— begin —

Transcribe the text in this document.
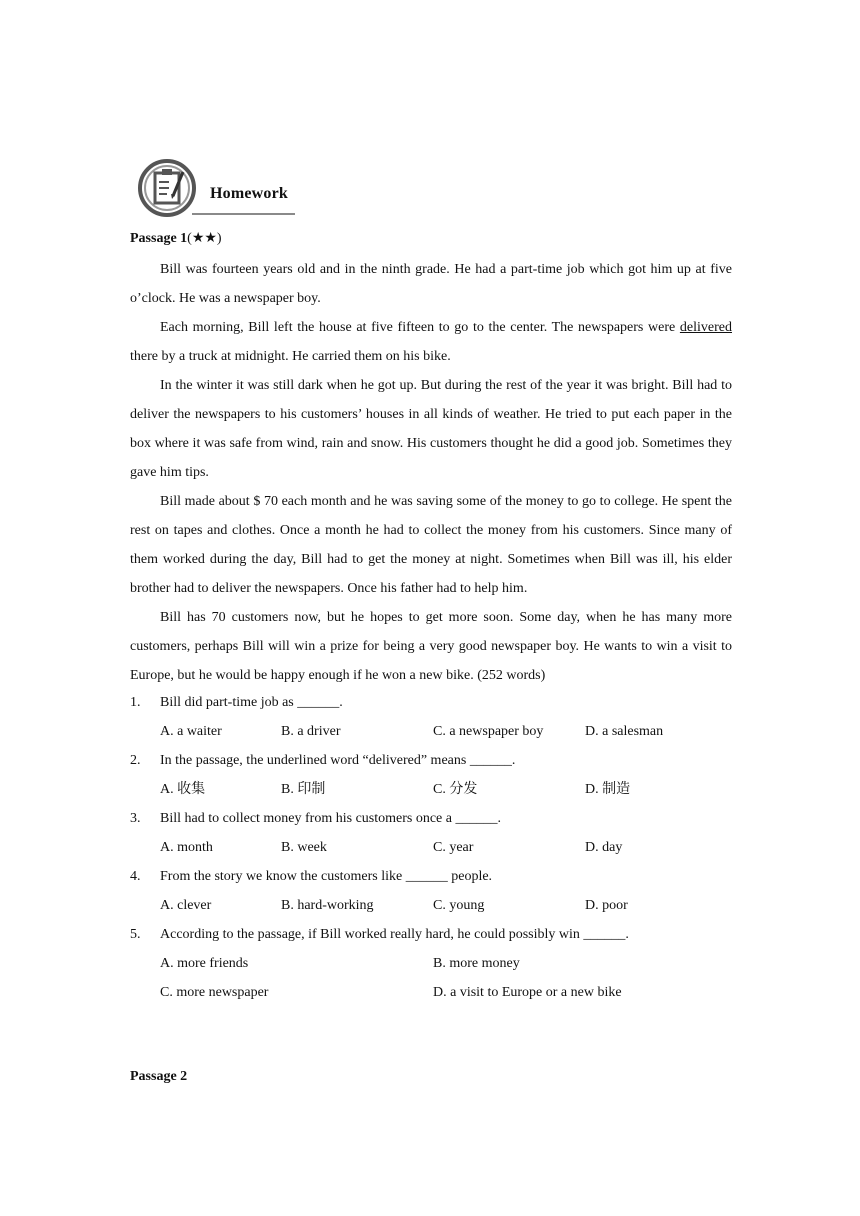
Homework
Passage 1(★★)

Bill was fourteen years old and in the ninth grade. He had a part-time job which got him up at five o’clock. He was a newspaper boy.

Each morning, Bill left the house at five fifteen to go to the center. The newspapers were delivered there by a truck at midnight. He carried them on his bike.

In the winter it was still dark when he got up. But during the rest of the year it was bright. Bill had to deliver the newspapers to his customers’ houses in all kinds of weather. He tried to put each paper in the box where it was safe from wind, rain and snow. His customers thought he did a good job. Sometimes they gave him tips.

Bill made about $ 70 each month and he was saving some of the money to go to college. He spent the rest on tapes and clothes. Once a month he had to collect the money from his customers. Since many of them worked during the day, Bill had to get the money at night. Sometimes when Bill was ill, his elder brother had to deliver the newspapers. Once his father had to help him.

Bill has 70 customers now, but he hopes to get more soon. Some day, when he has many more customers, perhaps Bill will win a prize for being a very good newspaper boy. He wants to win a visit to Europe, but he would be happy enough if he won a new bike. (252 words)

1. Bill did part-time job as ______.
A. a waiter	B. a driver	C. a newspaper boy	D. a salesman
2. In the passage, the underlined word “delivered” means ______.
A. 收集	B. 印制	C. 分发	D. 制造
3. Bill had to collect money from his customers once a ______.
A. month	B. week	C. year	D. day
4. From the story we know the customers like ______ people.
A. clever	B. hard-working	C. young	D. poor
5. According to the passage, if Bill worked really hard, he could possibly win ______.
A. more friends	B. more money
C. more newspaper	D. a visit to Europe or a new bike
Passage 2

— end —

CHALLENGE
From the listing, extract all text exactly as given and drop any picture.

SOLVED PROBLEM
Transcribe the text in this document.
Homework
Passage 1(★★)

Bill was fourteen years old and in the ninth grade. He had a part-time job which got him up at five o’clock. He was a newspaper boy.

Each morning, Bill left the house at five fifteen to go to the center. The newspapers were delivered there by a truck at midnight. He carried them on his bike.

In the winter it was still dark when he got up. But during the rest of the year it was bright. Bill had to deliver the newspapers to his customers’ houses in all kinds of weather. He tried to put each paper in the box where it was safe from wind, rain and snow. His customers thought he did a good job. Sometimes they gave him tips.

Bill made about $ 70 each month and he was saving some of the money to go to college. He spent the rest on tapes and clothes. Once a month he had to collect the money from his customers. Since many of them worked during the day, Bill had to get the money at night. Sometimes when Bill was ill, his elder brother had to deliver the newspapers. Once his father had to help him.

Bill has 70 customers now, but he hopes to get more soon. Some day, when he has many more customers, perhaps Bill will win a prize for being a very good newspaper boy. He wants to win a visit to Europe, but he would be happy enough if he won a new bike. (252 words)

1. Bill did part-time job as ______.
A. a waiter	B. a driver	C. a newspaper boy	D. a salesman
2. In the passage, the underlined word “delivered” means ______.
A. 收集	B. 印制	C. 分发	D. 制造
3. Bill had to collect money from his customers once a ______.
A. month	B. week	C. year	D. day
4. From the story we know the customers like ______ people.
A. clever	B. hard-working	C. young	D. poor
5. According to the passage, if Bill worked really hard, he could possibly win ______.
A. more friends	B. more money
C. more newspaper	D. a visit to Europe or a new bike
Passage 2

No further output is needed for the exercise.